## WHAT TO WORK ON
Would you return all of this data exactly, leaving nothing out?

## ITEMS
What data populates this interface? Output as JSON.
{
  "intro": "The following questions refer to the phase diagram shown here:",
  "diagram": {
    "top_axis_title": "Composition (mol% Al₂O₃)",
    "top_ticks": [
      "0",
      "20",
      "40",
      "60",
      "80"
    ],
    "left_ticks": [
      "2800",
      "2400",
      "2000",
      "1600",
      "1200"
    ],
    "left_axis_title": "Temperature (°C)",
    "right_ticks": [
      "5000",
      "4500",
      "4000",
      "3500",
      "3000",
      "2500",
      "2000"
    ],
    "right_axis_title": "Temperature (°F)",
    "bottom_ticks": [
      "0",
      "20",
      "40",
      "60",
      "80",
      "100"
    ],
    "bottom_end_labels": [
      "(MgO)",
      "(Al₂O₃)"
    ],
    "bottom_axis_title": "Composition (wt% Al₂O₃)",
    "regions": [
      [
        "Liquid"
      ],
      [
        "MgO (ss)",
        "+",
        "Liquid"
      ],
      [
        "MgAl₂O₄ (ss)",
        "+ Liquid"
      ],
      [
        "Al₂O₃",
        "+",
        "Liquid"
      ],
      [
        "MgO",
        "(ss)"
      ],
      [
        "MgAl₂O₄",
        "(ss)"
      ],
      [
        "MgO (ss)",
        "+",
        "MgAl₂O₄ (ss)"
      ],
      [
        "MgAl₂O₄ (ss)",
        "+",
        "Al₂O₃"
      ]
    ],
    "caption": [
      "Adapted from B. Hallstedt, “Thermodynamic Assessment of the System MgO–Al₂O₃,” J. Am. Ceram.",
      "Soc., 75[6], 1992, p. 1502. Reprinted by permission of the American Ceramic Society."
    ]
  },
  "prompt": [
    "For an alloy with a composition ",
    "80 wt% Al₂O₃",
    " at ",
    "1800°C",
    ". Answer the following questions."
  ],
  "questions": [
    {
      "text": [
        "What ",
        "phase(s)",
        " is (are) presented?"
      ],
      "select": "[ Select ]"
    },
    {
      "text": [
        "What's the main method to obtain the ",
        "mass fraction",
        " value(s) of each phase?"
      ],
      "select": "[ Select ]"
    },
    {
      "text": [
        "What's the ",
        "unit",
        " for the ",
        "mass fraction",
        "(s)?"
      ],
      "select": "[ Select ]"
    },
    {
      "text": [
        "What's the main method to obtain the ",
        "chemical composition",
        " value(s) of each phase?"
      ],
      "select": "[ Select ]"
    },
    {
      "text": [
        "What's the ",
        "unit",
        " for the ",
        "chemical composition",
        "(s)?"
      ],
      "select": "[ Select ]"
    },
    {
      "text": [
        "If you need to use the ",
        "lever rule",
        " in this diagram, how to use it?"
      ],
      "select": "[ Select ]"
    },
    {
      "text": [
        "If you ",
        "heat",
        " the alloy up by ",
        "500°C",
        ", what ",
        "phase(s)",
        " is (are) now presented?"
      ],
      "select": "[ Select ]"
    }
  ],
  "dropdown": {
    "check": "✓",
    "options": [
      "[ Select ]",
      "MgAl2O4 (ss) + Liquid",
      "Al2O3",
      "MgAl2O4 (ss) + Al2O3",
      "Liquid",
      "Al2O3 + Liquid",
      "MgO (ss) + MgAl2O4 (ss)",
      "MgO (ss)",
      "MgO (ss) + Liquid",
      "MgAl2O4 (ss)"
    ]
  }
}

## EXERCISE RESPONSE
What data populates this interface? Output as JSON.
{
  "intro": "The following questions refer to the phase diagram shown here:",
  "diagram": {
    "top_axis_title": "Composition (mol% Al₂O₃)",
    "top_ticks": [
      "0",
      "20",
      "40",
      "60",
      "80"
    ],
    "left_ticks": [
      "2800",
      "2400",
      "2000",
      "1600",
      "1200"
    ],
    "left_axis_title": "Temperature (°C)",
    "right_ticks": [
      "5000",
      "4500",
      "4000",
      "3500",
      "3000",
      "2500",
      "2000"
    ],
    "right_axis_title": "Temperature (°F)",
    "bottom_ticks": [
      "0",
      "20",
      "40",
      "60",
      "80",
      "100"
    ],
    "bottom_end_labels": [
      "(MgO)",
      "(Al₂O₃)"
    ],
    "bottom_axis_title": "Composition (wt% Al₂O₃)",
    "regions": [
      [
        "Liquid"
      ],
      [
        "MgO (ss)",
        "+",
        "Liquid"
      ],
      [
        "MgAl₂O₄ (ss)",
        "+ Liquid"
      ],
      [
        "Al₂O₃",
        "+",
        "Liquid"
      ],
      [
        "MgO",
        "(ss)"
      ],
      [
        "MgAl₂O₄",
        "(ss)"
      ],
      [
        "MgO (ss)",
        "+",
        "MgAl₂O₄ (ss)"
      ],
      [
        "MgAl₂O₄ (ss)",
        "+",
        "Al₂O₃"
      ]
    ],
    "caption": [
      "Adapted from B. Hallstedt, “Thermodynamic Assessment of the System MgO–Al₂O₃,” J. Am. Ceram.",
      "Soc., 75[6], 1992, p. 1502. Reprinted by permission of the American Ceramic Society."
    ]
  },
  "prompt": [
    "For an alloy with a composition ",
    "80 wt% Al₂O₃",
    " at ",
    "1800°C",
    ". Answer the following questions."
  ],
  "questions": [
    {
      "text": [
        "What ",
        "phase(s)",
        " is (are) presented?"
      ],
      "select": "[ Select ]"
    },
    {
      "text": [
        "What's the main method to obtain the ",
        "mass fraction",
        " value(s) of each phase?"
      ],
      "select": "[ Select ]"
    },
    {
      "text": [
        "What's the ",
        "unit",
        " for the ",
        "mass fraction",
        "(s)?"
      ],
      "select": "[ Select ]"
    },
    {
      "text": [
        "What's the main method to obtain the ",
        "chemical composition",
        " value(s) of each phase?"
      ],
      "select": "[ Select ]"
    },
    {
      "text": [
        "What's the ",
        "unit",
        " for the ",
        "chemical composition",
        "(s)?"
      ],
      "select": "[ Select ]"
    },
    {
      "text": [
        "If you need to use the ",
        "lever rule",
        " in this diagram, how to use it?"
      ],
      "select": "[ Select ]"
    },
    {
      "text": [
        "If you ",
        "heat",
        " the alloy up by ",
        "500°C",
        ", what ",
        "phase(s)",
        " is (are) now presented?"
      ],
      "select": "[ Select ]"
    }
  ],
  "dropdown": {
    "check": "✓",
    "options": [
      "[ Select ]",
      "MgAl2O4 (ss) + Liquid",
      "Al2O3",
      "MgAl2O4 (ss) + Al2O3",
      "Liquid",
      "Al2O3 + Liquid",
      "MgO (ss) + MgAl2O4 (ss)",
      "MgO (ss)",
      "MgO (ss) + Liquid",
      "MgAl2O4 (ss)"
    ]
  }
}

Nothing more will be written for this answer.